**WHAT IS EXPECTED**
Extract, from the listing that follows, each line containing the word "Time".

**RECORDS SUPPLIED**

□ □ □ □

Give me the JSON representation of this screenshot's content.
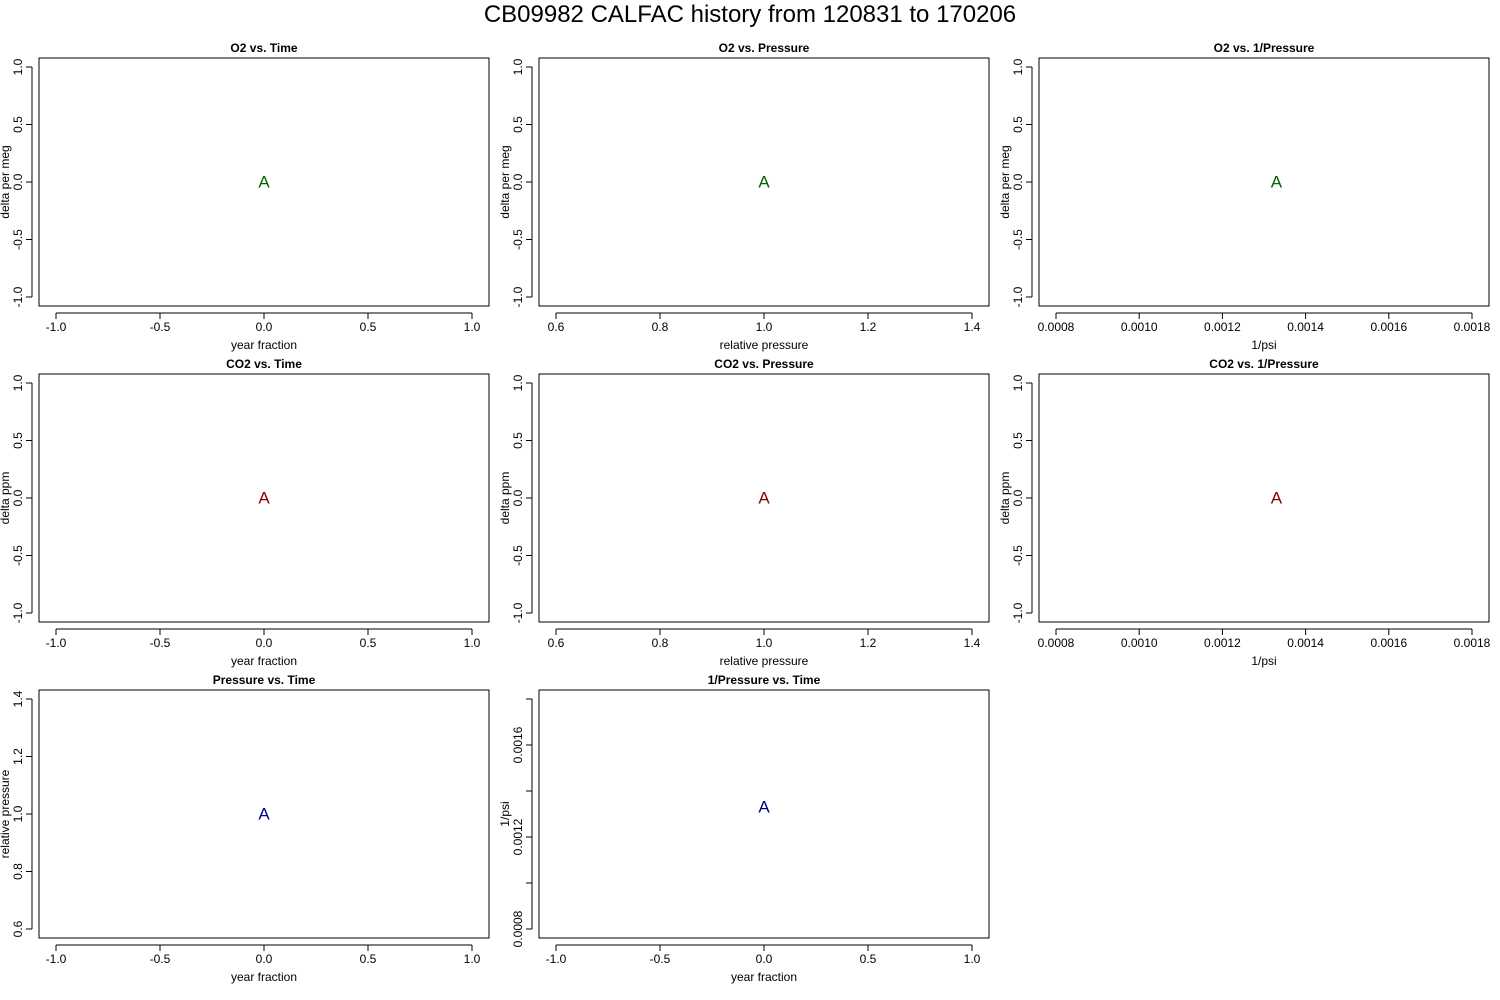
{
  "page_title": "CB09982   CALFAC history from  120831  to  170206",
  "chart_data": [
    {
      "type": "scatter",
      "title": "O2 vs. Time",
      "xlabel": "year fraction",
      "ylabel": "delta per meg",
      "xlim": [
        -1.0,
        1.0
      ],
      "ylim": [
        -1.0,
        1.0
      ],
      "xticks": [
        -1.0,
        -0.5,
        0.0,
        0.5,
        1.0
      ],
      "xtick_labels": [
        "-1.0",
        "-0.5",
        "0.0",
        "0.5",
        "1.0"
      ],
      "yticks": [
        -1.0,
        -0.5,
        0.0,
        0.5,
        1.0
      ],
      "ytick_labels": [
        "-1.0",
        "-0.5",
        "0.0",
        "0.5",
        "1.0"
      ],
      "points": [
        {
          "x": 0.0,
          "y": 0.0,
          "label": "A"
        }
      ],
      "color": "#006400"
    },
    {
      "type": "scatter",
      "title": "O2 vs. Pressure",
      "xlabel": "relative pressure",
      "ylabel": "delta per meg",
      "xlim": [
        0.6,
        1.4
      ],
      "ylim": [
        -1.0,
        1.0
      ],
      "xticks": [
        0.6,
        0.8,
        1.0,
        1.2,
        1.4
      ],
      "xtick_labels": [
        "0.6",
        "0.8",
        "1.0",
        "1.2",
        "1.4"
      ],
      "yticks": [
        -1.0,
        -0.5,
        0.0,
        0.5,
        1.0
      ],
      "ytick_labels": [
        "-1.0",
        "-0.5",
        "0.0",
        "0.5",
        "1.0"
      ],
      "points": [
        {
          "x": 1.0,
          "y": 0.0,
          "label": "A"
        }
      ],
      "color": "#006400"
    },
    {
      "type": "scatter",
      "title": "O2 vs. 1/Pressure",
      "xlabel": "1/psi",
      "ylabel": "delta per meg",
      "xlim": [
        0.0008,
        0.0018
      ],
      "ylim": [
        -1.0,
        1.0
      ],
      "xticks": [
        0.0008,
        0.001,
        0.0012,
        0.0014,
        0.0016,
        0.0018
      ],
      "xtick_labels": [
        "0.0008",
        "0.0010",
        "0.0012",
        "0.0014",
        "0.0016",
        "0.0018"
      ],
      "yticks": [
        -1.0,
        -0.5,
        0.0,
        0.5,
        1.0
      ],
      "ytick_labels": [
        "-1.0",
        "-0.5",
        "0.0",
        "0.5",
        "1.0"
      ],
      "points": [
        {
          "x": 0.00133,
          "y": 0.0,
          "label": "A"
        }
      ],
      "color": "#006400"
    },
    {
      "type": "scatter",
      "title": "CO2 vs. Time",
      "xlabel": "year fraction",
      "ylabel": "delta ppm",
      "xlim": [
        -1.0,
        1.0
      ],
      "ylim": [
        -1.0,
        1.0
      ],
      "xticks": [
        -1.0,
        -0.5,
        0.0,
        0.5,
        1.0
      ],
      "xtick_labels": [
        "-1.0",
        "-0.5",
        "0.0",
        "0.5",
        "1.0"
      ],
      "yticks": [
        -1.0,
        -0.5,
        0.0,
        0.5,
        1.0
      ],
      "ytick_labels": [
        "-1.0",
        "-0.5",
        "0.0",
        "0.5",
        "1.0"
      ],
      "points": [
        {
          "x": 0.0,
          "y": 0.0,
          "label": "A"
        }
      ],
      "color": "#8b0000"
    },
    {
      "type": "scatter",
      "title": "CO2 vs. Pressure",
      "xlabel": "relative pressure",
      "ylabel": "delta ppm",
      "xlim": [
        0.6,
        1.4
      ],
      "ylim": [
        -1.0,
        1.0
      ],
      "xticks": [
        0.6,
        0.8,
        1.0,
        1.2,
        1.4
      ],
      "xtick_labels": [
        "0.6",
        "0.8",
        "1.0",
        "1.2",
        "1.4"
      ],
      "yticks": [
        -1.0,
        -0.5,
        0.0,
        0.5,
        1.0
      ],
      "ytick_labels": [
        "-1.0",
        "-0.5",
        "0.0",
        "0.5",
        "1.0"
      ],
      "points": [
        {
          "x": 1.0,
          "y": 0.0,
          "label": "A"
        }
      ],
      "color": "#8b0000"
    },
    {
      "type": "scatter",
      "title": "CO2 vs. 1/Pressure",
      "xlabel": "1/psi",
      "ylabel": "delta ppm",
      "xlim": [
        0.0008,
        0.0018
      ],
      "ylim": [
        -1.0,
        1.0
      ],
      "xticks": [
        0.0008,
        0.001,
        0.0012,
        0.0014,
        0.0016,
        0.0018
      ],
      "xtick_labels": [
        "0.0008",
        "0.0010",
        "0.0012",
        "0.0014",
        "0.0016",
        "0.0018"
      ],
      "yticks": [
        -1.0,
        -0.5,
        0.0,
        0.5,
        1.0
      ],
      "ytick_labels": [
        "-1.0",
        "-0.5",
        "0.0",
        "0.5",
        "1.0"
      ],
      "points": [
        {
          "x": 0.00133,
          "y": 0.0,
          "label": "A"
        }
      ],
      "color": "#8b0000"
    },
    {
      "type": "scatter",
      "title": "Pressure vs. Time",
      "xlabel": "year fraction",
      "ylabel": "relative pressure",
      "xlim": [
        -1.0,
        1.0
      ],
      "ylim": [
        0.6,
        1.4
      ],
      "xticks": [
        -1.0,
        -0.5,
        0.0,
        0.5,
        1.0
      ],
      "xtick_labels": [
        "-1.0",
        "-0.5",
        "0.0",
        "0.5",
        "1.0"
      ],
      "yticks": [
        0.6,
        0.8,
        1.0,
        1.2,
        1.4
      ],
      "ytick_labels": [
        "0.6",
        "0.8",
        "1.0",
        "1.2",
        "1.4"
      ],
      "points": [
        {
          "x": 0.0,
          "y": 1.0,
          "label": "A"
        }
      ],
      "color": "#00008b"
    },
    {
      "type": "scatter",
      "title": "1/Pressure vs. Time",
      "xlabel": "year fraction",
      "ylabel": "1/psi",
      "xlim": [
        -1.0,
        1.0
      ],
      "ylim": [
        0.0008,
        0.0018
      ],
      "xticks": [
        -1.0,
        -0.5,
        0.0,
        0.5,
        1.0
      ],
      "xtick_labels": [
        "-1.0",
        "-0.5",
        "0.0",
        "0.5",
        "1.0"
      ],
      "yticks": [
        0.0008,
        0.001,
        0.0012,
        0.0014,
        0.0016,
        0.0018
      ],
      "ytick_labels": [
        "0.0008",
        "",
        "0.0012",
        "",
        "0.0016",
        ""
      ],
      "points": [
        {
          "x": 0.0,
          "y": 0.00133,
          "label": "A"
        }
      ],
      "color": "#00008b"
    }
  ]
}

□ □ □ □

**TASK RESPONSE**
      "title": "O2 vs. Time",
      "title": "CO2 vs. Time",
      "title": "Pressure vs. Time",
      "title": "1/Pressure vs. Time",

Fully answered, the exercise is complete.